## Start Stored data
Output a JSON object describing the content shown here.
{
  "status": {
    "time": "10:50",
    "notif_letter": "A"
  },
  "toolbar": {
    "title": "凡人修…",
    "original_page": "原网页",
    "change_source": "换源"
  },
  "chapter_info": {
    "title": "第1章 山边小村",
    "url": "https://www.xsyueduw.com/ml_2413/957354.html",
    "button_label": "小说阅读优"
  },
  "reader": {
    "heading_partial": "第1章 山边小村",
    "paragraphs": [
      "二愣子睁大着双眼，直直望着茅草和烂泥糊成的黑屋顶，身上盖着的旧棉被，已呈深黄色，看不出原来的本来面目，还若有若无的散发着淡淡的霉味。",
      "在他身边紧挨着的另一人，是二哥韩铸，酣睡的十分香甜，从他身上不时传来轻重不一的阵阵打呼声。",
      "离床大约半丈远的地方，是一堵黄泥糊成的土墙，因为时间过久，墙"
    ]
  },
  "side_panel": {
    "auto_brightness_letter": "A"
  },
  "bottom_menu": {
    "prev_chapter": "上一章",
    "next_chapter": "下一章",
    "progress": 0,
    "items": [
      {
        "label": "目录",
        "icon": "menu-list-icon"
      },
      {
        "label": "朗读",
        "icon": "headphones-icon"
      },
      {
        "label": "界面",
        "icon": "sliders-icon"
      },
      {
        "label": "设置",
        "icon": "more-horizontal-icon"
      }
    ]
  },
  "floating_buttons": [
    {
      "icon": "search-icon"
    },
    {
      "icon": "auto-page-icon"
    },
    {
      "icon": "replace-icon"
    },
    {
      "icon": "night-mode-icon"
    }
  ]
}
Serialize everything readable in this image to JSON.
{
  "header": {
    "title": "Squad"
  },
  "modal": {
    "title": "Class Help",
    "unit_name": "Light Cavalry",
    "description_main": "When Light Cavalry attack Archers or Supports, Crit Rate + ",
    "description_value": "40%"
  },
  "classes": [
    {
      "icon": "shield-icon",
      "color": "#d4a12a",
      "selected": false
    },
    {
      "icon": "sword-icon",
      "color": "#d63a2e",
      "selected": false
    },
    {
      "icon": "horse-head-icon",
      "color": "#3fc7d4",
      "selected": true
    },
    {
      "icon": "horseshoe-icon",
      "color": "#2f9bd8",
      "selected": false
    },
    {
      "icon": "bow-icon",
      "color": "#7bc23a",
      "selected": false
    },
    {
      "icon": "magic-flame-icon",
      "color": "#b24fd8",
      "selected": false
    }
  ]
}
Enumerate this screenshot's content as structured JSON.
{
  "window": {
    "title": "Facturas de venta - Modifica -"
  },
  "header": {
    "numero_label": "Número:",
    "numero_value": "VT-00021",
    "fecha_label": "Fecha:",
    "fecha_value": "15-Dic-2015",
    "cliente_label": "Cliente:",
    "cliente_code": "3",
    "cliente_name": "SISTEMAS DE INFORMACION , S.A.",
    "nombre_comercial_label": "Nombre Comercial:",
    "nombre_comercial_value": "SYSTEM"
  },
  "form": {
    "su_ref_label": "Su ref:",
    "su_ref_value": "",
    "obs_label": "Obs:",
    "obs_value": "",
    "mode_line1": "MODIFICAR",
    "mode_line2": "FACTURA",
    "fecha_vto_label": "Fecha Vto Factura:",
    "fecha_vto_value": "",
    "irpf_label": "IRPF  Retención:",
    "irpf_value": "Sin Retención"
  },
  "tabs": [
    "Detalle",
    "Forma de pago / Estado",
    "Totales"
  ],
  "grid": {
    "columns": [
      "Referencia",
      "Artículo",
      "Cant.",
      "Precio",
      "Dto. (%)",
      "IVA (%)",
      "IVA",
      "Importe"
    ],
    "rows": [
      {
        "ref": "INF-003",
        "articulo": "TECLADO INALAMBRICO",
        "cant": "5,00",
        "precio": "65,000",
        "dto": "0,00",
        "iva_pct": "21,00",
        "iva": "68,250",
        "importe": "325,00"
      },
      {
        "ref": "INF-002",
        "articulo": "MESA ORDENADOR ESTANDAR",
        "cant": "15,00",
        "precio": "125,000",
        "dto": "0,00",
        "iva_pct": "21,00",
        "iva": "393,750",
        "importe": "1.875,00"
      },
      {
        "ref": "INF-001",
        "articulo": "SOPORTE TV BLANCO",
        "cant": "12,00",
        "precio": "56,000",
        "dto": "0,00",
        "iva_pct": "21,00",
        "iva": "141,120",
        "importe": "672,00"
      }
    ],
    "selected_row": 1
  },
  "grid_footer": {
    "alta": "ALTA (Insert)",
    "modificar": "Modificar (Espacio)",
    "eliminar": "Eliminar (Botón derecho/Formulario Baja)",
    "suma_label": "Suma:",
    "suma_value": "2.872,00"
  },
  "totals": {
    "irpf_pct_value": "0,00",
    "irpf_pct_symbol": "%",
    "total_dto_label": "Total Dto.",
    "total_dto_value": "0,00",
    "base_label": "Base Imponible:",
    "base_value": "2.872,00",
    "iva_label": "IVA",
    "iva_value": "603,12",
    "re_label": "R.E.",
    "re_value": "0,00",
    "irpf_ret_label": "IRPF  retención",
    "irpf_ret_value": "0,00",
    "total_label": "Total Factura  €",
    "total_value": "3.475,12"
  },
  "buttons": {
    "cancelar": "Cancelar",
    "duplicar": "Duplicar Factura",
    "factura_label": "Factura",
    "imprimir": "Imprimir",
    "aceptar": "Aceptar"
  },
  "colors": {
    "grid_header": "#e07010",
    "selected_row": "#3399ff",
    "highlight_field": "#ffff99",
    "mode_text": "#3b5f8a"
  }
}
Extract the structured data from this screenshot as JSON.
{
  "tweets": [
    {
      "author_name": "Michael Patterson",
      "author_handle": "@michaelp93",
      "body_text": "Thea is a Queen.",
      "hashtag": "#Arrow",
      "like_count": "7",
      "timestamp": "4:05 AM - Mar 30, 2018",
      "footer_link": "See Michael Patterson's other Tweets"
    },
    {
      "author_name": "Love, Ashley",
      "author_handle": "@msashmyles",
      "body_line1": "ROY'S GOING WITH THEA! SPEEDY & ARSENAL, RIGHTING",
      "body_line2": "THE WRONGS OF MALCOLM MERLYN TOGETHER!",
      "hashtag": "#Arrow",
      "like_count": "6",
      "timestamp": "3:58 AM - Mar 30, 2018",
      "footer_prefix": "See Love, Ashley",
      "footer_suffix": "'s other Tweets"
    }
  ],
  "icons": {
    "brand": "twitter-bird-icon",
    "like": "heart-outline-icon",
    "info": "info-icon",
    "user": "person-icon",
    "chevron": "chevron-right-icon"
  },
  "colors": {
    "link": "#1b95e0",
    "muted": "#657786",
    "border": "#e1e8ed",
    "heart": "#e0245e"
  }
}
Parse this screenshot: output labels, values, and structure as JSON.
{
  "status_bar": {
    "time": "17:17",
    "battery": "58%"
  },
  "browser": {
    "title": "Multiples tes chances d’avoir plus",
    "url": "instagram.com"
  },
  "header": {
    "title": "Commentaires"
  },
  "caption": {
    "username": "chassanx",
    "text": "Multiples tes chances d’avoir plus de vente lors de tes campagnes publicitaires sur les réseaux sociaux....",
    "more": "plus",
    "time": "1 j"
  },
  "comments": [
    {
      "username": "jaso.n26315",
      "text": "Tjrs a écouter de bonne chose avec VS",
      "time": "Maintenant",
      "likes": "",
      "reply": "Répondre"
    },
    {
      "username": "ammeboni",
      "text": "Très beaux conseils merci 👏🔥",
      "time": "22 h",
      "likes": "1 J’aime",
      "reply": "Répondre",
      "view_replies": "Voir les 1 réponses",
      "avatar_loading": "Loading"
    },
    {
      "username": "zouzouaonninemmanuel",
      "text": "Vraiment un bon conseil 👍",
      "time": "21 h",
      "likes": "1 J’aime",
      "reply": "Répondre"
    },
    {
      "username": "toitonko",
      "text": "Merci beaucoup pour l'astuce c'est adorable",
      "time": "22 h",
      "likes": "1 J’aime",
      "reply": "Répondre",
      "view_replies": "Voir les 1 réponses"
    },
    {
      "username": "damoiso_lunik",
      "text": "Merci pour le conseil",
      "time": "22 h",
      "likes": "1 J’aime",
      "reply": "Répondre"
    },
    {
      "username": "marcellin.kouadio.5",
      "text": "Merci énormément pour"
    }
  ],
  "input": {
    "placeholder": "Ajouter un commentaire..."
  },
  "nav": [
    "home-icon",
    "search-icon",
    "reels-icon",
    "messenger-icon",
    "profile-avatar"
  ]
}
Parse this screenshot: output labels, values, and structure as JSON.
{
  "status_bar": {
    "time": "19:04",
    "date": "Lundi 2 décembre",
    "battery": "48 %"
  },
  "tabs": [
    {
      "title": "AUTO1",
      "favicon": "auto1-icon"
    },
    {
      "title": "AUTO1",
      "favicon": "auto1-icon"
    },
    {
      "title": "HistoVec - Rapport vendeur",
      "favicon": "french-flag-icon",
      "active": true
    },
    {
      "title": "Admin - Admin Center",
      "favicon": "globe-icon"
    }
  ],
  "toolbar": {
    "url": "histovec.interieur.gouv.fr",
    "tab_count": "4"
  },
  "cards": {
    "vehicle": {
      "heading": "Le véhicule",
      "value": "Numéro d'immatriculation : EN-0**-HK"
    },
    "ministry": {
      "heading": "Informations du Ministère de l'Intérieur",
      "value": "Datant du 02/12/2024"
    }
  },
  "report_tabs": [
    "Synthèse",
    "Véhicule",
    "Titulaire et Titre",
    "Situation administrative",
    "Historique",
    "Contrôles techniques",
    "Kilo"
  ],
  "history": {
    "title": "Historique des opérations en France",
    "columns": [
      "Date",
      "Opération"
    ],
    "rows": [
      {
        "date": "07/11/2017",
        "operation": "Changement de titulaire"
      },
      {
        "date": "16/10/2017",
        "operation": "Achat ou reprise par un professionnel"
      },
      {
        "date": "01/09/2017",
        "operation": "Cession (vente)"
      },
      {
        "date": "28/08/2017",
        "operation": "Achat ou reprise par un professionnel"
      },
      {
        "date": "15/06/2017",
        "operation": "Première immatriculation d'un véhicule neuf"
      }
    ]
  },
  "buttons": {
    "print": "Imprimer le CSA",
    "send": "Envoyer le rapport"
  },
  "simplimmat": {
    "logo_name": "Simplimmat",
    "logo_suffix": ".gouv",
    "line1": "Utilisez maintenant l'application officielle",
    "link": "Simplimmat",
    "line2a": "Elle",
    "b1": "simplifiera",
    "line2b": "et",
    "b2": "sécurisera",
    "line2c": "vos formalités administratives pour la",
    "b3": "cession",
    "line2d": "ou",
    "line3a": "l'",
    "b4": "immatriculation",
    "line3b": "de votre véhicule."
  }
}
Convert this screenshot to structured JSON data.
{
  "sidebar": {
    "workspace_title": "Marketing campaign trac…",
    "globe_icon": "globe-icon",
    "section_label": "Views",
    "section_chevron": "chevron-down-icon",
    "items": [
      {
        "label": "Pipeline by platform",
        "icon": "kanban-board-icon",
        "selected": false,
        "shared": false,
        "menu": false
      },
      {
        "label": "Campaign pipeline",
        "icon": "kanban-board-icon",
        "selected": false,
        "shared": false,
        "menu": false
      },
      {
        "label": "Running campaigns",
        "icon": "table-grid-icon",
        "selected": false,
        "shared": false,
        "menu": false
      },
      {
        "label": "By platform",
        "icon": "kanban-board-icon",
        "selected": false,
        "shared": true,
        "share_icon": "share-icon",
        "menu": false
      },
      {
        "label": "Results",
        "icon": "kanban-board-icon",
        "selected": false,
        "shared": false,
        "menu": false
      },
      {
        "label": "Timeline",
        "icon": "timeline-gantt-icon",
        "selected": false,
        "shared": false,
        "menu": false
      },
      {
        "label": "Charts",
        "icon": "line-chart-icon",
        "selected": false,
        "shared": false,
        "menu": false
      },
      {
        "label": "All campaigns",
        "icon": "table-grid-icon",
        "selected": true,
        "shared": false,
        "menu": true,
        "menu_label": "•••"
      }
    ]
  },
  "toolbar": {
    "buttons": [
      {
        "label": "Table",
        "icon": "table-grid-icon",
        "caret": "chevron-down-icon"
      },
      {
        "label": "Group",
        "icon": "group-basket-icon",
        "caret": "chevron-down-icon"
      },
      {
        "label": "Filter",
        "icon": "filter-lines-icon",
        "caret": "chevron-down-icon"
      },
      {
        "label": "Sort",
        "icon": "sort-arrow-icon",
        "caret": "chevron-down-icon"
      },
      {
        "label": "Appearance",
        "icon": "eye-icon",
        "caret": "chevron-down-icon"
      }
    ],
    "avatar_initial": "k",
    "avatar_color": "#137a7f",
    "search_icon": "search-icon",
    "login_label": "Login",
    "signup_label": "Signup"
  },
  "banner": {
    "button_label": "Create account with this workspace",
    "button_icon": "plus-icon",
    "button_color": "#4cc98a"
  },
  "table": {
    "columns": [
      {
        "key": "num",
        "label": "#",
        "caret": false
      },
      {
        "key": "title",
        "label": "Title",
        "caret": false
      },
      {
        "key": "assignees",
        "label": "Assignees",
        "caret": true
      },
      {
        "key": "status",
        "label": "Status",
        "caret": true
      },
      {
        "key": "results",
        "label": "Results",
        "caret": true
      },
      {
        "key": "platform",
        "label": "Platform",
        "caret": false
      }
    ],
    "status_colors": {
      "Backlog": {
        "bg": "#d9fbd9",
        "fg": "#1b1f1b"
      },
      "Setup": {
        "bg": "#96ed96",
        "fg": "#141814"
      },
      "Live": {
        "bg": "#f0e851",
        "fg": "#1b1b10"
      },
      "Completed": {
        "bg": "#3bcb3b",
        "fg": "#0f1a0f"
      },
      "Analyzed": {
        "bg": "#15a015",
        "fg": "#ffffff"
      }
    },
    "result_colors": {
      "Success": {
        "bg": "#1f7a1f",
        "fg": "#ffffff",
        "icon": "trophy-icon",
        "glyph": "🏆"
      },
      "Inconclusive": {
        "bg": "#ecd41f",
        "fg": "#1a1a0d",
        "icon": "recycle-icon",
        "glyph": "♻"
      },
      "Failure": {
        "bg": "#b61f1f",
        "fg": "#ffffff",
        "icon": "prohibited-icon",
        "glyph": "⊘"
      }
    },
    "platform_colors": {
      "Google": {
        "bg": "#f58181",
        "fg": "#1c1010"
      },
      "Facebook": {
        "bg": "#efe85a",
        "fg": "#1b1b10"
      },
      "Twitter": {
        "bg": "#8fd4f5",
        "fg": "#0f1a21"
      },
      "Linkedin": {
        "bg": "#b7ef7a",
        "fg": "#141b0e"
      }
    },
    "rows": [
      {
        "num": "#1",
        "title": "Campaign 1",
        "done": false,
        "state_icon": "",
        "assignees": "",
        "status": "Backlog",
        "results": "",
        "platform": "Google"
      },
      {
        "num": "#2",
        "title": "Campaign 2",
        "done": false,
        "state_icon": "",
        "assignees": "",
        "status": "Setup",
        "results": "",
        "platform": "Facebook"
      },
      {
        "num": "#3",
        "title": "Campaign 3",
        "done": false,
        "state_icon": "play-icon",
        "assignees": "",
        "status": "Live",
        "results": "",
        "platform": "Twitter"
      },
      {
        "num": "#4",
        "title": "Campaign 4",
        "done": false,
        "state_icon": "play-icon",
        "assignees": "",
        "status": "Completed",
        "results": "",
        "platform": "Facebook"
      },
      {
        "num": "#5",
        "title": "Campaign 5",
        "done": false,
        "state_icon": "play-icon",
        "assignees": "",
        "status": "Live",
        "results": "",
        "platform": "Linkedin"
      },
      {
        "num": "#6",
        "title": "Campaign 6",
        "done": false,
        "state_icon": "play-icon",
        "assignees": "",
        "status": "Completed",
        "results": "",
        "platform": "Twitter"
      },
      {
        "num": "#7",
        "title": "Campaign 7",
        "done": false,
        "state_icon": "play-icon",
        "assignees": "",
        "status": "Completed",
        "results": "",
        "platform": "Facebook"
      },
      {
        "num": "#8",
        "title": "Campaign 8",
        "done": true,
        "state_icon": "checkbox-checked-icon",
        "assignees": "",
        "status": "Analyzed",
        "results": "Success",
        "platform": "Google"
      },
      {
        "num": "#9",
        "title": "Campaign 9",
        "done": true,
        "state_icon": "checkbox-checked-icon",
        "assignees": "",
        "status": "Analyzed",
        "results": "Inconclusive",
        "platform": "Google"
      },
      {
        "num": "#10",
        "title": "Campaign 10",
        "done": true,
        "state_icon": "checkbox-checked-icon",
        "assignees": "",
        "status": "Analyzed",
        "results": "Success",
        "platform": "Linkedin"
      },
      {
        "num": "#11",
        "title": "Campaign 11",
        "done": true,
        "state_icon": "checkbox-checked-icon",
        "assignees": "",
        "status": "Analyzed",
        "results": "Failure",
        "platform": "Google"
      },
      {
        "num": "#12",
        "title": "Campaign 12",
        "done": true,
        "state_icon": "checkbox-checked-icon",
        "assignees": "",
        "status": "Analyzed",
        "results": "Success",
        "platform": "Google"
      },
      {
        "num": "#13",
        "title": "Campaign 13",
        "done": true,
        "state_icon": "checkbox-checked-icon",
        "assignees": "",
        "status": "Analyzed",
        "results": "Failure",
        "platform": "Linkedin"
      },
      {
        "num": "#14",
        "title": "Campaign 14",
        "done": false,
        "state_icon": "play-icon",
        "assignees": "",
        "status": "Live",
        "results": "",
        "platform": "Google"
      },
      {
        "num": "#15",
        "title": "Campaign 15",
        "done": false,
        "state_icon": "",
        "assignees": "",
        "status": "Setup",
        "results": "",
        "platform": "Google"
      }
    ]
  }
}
## End Stored data
Objective: Find the word "operation" in the material, then list each line that holds it.

Written response:
        "operation": "Changement de titulaire"
        "operation": "Achat ou reprise par un professionnel"
        "operation": "Cession (vente)"
        "operation": "Achat ou reprise par un professionnel"
        "operation": "Première immatriculation d'un véhicule neuf"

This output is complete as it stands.